▶ [Problem to solve] Copy every line from the records below that holds the word "value".
··· Records shown
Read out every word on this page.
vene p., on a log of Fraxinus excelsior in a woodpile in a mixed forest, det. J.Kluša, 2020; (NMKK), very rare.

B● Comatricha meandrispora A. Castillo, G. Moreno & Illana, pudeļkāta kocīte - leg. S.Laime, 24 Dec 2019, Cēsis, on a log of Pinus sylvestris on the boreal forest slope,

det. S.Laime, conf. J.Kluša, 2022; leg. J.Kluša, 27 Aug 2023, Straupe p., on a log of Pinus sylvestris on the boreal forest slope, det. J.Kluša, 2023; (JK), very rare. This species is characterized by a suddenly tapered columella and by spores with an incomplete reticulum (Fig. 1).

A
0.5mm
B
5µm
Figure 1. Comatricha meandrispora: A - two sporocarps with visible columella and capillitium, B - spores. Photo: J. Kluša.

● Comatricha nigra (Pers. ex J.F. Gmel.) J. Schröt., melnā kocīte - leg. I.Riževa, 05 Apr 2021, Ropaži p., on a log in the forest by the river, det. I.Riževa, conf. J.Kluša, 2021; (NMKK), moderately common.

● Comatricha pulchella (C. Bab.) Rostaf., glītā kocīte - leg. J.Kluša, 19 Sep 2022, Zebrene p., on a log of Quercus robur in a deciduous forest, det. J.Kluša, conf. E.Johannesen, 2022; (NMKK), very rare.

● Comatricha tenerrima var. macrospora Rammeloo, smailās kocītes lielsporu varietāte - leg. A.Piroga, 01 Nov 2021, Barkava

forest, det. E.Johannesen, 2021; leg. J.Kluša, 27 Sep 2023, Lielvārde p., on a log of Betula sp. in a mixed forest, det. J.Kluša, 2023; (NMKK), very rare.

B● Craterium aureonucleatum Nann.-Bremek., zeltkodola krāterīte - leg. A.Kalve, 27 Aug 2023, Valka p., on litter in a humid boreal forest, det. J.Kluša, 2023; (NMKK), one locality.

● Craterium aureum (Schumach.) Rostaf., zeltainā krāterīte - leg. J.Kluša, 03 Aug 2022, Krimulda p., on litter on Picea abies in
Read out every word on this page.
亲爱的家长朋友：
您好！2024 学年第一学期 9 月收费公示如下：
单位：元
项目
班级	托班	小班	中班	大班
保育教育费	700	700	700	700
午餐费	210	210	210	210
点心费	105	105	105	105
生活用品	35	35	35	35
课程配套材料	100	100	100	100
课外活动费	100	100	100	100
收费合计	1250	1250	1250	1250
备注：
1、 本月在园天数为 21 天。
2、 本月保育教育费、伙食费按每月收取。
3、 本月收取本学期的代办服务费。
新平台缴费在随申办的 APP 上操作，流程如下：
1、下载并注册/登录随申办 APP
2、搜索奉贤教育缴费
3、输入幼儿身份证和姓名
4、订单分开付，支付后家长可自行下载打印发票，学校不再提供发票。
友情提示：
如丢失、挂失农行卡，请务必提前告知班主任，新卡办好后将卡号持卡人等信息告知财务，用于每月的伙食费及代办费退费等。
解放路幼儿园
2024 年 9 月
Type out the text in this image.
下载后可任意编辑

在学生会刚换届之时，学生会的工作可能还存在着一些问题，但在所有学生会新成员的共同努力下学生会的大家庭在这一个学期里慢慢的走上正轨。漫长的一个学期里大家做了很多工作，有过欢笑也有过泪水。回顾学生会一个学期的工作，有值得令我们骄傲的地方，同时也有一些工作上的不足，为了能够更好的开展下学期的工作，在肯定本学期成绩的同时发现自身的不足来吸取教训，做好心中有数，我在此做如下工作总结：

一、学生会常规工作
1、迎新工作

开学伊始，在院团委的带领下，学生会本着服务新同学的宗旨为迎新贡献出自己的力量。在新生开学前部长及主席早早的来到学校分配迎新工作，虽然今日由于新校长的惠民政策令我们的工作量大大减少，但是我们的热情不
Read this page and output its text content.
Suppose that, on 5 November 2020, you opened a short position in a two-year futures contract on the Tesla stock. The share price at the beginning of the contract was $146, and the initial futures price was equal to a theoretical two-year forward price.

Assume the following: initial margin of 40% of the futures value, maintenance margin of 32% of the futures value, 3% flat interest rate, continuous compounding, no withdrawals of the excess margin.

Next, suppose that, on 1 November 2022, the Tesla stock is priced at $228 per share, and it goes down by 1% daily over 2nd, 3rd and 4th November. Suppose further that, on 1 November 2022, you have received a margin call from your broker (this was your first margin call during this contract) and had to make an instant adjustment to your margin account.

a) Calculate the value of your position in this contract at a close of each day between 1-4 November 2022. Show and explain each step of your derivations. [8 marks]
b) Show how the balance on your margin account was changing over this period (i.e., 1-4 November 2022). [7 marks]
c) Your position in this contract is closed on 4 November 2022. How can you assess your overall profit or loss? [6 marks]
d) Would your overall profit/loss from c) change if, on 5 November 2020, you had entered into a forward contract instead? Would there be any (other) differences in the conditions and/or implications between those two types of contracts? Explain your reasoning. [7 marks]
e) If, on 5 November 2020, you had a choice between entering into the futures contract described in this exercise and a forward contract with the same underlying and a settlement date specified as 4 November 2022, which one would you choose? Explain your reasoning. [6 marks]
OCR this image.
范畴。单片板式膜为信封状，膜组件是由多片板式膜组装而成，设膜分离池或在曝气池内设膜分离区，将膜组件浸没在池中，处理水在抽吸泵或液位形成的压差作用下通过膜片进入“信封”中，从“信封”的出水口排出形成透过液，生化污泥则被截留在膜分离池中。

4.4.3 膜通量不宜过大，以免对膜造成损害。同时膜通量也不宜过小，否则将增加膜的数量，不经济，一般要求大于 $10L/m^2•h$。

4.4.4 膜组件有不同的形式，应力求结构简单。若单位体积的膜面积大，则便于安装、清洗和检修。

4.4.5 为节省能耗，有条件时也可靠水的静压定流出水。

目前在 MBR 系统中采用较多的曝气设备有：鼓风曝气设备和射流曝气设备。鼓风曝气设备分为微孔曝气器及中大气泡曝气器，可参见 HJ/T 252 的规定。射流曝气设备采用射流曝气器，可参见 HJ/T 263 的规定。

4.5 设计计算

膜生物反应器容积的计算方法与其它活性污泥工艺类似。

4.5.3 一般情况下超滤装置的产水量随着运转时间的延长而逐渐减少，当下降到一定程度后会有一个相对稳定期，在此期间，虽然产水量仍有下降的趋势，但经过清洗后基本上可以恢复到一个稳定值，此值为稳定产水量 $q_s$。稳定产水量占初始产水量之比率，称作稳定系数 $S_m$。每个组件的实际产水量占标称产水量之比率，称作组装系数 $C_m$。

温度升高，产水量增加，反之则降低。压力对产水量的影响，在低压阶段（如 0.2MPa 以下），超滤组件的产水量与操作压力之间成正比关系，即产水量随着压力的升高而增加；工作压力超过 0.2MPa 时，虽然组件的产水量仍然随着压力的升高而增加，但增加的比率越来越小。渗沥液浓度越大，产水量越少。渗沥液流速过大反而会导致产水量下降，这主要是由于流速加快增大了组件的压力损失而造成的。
······
▶ [Reply to the exercise]
Assume the following: initial margin of 40% of the futures value, maintenance margin of 32% of the futures value, 3% flat interest rate, continuous compounding, no withdrawals of the excess margin.
a) Calculate the value of your position in this contract at a close of each day between 1-4 November 2022. Show and explain each step of your derivations. [8 marks]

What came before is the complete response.